A block of data
---

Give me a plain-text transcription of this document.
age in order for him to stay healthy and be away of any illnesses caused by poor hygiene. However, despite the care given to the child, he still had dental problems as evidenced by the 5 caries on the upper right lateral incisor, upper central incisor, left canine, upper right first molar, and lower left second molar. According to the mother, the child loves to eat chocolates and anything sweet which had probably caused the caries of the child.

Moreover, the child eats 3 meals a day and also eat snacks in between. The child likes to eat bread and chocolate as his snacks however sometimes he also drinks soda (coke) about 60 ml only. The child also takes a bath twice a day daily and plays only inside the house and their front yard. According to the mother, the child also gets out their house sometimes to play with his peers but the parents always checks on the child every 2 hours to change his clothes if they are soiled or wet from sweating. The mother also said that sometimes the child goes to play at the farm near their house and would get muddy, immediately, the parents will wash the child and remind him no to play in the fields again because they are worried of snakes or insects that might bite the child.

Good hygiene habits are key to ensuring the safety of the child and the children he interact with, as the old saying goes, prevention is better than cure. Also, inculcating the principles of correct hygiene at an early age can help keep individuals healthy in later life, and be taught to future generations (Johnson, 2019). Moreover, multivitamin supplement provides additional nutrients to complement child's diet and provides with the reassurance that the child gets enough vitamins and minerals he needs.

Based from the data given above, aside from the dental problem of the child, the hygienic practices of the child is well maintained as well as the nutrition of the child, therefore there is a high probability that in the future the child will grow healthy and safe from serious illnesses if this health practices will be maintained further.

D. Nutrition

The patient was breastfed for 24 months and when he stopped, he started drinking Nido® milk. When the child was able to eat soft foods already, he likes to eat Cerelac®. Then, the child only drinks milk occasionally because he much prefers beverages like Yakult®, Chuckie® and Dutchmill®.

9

---

> [INSTRUCTIONS FOR THE TASK] Return the listing above in its exact form.

> [PROBLEM SOLUTION]
Give me a plain-text transcription of this document.
age in order for him to stay healthy and be away of any illnesses caused by poor hygiene. However, despite the care given to the child, he still had dental problems as evidenced by the 5 caries on the upper right lateral incisor, upper central incisor, left canine, upper right first molar, and lower left second molar. According to the mother, the child loves to eat chocolates and anything sweet which had probably caused the caries of the child.

Moreover, the child eats 3 meals a day and also eat snacks in between. The child likes to eat bread and chocolate as his snacks however sometimes he also drinks soda (coke) about 60 ml only. The child also takes a bath twice a day daily and plays only inside the house and their front yard. According to the mother, the child also gets out their house sometimes to play with his peers but the parents always checks on the child every 2 hours to change his clothes if they are soiled or wet from sweating. The mother also said that sometimes the child goes to play at the farm near their house and would get muddy, immediately, the parents will wash the child and remind him no to play in the fields again because they are worried of snakes or insects that might bite the child.

Good hygiene habits are key to ensuring the safety of the child and the children he interact with, as the old saying goes, prevention is better than cure. Also, inculcating the principles of correct hygiene at an early age can help keep individuals healthy in later life, and be taught to future generations (Johnson, 2019). Moreover, multivitamin supplement provides additional nutrients to complement child's diet and provides with the reassurance that the child gets enough vitamins and minerals he needs.

Based from the data given above, aside from the dental problem of the child, the hygienic practices of the child is well maintained as well as the nutrition of the child, therefore there is a high probability that in the future the child will grow healthy and safe from serious illnesses if this health practices will be maintained further.

D. Nutrition

The patient was breastfed for 24 months and when he stopped, he started drinking Nido® milk. When the child was able to eat soft foods already, he likes to eat Cerelac®. Then, the child only drinks milk occasionally because he much prefers beverages like Yakult®, Chuckie® and Dutchmill®.

9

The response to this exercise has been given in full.